» **TASK MATERIAL**:
* * *

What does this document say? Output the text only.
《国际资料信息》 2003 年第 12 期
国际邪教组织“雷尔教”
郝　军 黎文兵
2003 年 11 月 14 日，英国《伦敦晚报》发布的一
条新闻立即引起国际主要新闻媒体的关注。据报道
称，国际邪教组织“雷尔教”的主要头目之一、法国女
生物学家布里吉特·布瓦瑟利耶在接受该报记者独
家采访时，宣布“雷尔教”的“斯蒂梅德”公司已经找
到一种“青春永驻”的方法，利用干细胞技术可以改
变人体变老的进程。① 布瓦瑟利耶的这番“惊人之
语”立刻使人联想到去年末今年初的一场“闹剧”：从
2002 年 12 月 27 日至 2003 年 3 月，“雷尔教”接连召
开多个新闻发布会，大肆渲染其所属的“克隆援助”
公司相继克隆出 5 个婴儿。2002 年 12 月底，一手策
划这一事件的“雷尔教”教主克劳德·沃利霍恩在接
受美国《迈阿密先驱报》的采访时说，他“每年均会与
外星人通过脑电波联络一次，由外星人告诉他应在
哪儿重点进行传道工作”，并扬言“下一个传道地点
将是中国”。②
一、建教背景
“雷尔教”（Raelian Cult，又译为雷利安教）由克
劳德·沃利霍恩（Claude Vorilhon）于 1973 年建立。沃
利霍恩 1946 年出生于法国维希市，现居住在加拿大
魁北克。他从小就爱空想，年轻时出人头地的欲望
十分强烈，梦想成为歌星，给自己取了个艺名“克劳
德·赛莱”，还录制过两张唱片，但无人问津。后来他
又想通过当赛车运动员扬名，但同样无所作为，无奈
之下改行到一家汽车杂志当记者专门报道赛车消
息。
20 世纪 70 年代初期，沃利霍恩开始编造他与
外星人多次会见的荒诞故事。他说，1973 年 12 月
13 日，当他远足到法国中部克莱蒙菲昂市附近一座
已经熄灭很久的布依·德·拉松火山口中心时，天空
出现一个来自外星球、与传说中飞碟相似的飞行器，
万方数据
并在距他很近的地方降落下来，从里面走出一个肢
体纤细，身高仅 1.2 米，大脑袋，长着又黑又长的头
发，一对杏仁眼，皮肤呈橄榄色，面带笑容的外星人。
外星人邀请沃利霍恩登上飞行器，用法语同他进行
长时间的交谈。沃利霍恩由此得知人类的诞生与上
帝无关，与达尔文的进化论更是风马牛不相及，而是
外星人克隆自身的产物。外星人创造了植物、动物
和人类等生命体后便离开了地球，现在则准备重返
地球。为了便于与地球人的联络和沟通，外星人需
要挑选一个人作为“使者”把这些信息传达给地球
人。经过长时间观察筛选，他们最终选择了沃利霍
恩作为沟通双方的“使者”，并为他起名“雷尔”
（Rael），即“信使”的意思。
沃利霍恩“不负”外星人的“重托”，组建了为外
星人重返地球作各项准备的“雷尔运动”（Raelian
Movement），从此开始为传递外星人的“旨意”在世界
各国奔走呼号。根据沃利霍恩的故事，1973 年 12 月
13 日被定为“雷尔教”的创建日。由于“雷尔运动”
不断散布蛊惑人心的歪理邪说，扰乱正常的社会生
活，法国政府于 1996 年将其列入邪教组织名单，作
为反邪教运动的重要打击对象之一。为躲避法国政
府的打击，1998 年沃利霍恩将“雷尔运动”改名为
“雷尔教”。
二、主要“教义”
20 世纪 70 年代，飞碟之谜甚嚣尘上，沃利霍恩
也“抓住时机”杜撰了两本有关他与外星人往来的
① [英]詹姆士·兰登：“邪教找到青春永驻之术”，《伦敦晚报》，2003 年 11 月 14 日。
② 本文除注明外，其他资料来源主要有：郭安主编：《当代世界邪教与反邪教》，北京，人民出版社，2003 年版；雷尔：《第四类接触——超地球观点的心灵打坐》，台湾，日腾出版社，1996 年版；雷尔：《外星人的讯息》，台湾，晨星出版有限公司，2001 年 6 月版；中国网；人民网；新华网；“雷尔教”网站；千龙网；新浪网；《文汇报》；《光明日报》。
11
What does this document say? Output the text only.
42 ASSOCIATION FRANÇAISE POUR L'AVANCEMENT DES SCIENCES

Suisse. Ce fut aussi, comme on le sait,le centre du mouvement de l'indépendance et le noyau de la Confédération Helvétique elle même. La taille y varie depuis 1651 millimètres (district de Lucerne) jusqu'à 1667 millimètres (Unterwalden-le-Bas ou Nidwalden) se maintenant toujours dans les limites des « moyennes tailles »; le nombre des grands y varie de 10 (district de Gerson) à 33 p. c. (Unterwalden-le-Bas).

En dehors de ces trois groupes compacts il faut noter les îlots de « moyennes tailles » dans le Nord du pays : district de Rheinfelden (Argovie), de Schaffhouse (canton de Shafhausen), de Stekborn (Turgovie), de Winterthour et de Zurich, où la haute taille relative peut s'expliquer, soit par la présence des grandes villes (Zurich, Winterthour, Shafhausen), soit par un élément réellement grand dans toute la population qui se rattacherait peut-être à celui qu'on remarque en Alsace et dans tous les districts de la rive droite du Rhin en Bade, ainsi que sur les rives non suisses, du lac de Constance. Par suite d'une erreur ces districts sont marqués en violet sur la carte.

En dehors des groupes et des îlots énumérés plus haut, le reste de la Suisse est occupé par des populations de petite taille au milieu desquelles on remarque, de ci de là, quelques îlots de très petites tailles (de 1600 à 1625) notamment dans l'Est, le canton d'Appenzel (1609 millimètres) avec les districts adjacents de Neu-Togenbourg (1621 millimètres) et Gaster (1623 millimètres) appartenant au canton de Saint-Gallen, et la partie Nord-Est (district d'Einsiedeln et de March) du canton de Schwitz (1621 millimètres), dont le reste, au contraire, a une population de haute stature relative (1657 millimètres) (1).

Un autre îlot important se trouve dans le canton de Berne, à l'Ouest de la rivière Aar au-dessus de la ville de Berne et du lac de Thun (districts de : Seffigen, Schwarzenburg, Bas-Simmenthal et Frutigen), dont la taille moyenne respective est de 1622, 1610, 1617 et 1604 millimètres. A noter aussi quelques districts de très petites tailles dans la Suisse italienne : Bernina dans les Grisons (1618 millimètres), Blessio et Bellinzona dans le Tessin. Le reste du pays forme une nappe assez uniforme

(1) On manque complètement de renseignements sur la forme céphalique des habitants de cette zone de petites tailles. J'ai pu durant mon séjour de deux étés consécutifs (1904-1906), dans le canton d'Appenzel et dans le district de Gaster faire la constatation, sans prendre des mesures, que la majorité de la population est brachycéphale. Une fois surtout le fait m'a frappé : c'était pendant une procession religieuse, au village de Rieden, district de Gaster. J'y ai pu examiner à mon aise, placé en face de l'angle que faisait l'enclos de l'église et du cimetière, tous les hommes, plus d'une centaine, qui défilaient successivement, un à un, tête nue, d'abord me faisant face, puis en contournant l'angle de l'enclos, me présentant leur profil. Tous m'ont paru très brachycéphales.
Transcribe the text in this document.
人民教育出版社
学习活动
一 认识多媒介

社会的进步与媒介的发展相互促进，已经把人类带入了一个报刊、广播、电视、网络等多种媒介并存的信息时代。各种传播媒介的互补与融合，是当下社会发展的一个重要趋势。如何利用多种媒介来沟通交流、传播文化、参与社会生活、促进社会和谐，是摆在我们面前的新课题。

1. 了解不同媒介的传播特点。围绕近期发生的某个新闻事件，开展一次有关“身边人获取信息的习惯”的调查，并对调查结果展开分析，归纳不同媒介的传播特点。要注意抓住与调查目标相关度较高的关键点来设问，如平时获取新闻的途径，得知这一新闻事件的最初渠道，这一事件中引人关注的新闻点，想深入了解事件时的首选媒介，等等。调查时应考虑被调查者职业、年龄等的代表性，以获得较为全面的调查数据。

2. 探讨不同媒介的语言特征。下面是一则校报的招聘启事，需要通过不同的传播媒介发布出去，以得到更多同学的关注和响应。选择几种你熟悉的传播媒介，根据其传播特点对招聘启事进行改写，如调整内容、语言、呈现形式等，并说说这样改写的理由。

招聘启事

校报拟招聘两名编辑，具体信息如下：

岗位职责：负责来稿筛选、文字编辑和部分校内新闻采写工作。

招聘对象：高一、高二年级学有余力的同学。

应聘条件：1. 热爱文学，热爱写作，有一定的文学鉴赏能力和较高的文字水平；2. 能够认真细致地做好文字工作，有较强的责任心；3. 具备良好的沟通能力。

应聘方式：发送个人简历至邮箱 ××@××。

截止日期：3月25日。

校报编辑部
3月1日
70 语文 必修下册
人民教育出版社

* * *

» **THE TASK**: In the entries above, identify every line with the string "aussi".

» **RESULT OF THE EXERCISE**:
Suisse. Ce fut aussi, comme on le sait,le centre du mouvement de l'indépendance et le noyau de la Confédération Helvétique elle même. La taille y varie depuis 1651 millimètres (district de Lucerne) jusqu'à 1667 millimètres (Unterwalden-le-Bas ou Nidwalden) se maintenant toujours dans les limites des « moyennes tailles »; le nombre des grands y varie de 10 (district de Gerson) à 33 p. c. (Unterwalden-le-Bas).
Un autre îlot important se trouve dans le canton de Berne, à l'Ouest de la rivière Aar au-dessus de la ville de Berne et du lac de Thun (districts de : Seffigen, Schwarzenburg, Bas-Simmenthal et Frutigen), dont la taille moyenne respective est de 1622, 1610, 1617 et 1604 millimètres. A noter aussi quelques districts de très petites tailles dans la Suisse italienne : Bernina dans les Grisons (1618 millimètres), Blessio et Bellinzona dans le Tessin. Le reste du pays forme une nappe assez uniforme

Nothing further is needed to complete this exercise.